(Exercise description):
Repeat the material exactly as it appears.

(Entries):
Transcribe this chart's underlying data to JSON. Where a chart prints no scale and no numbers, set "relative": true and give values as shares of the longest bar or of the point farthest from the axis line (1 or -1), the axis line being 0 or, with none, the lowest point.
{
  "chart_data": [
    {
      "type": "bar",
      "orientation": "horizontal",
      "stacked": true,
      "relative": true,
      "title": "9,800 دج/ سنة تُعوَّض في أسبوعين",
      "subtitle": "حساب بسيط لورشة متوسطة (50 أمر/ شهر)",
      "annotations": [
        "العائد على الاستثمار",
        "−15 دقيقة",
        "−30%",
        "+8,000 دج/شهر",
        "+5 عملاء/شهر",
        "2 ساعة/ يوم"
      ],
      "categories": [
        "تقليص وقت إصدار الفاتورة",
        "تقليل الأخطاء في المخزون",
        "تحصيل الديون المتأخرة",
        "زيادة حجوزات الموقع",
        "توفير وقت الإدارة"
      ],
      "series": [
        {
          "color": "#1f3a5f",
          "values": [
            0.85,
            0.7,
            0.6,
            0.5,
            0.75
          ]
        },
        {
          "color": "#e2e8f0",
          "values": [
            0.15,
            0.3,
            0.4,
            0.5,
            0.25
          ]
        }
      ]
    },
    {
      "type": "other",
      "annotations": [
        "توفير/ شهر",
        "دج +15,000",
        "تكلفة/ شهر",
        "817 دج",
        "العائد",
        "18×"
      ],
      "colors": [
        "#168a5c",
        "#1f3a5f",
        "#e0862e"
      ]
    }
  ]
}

(Result of the exercise):
Transcribe this chart's underlying data to JSON. Where a chart prints no scale and no numbers, set "relative": true and give values as shares of the longest bar or of the point farthest from the axis line (1 or -1), the axis line being 0 or, with none, the lowest point.
{
  "chart_data": [
    {
      "type": "bar",
      "orientation": "horizontal",
      "stacked": true,
      "relative": true,
      "title": "9,800 دج/ سنة تُعوَّض في أسبوعين",
      "subtitle": "حساب بسيط لورشة متوسطة (50 أمر/ شهر)",
      "annotations": [
        "العائد على الاستثمار",
        "−15 دقيقة",
        "−30%",
        "+8,000 دج/شهر",
        "+5 عملاء/شهر",
        "2 ساعة/ يوم"
      ],
      "categories": [
        "تقليص وقت إصدار الفاتورة",
        "تقليل الأخطاء في المخزون",
        "تحصيل الديون المتأخرة",
        "زيادة حجوزات الموقع",
        "توفير وقت الإدارة"
      ],
      "series": [
        {
          "color": "#1f3a5f",
          "values": [
            0.85,
            0.7,
            0.6,
            0.5,
            0.75
          ]
        },
        {
          "color": "#e2e8f0",
          "values": [
            0.15,
            0.3,
            0.4,
            0.5,
            0.25
          ]
        }
      ]
    },
    {
      "type": "other",
      "annotations": [
        "توفير/ شهر",
        "دج +15,000",
        "تكلفة/ شهر",
        "817 دج",
        "العائد",
        "18×"
      ],
      "colors": [
        "#168a5c",
        "#1f3a5f",
        "#e0862e"
      ]
    }
  ]
}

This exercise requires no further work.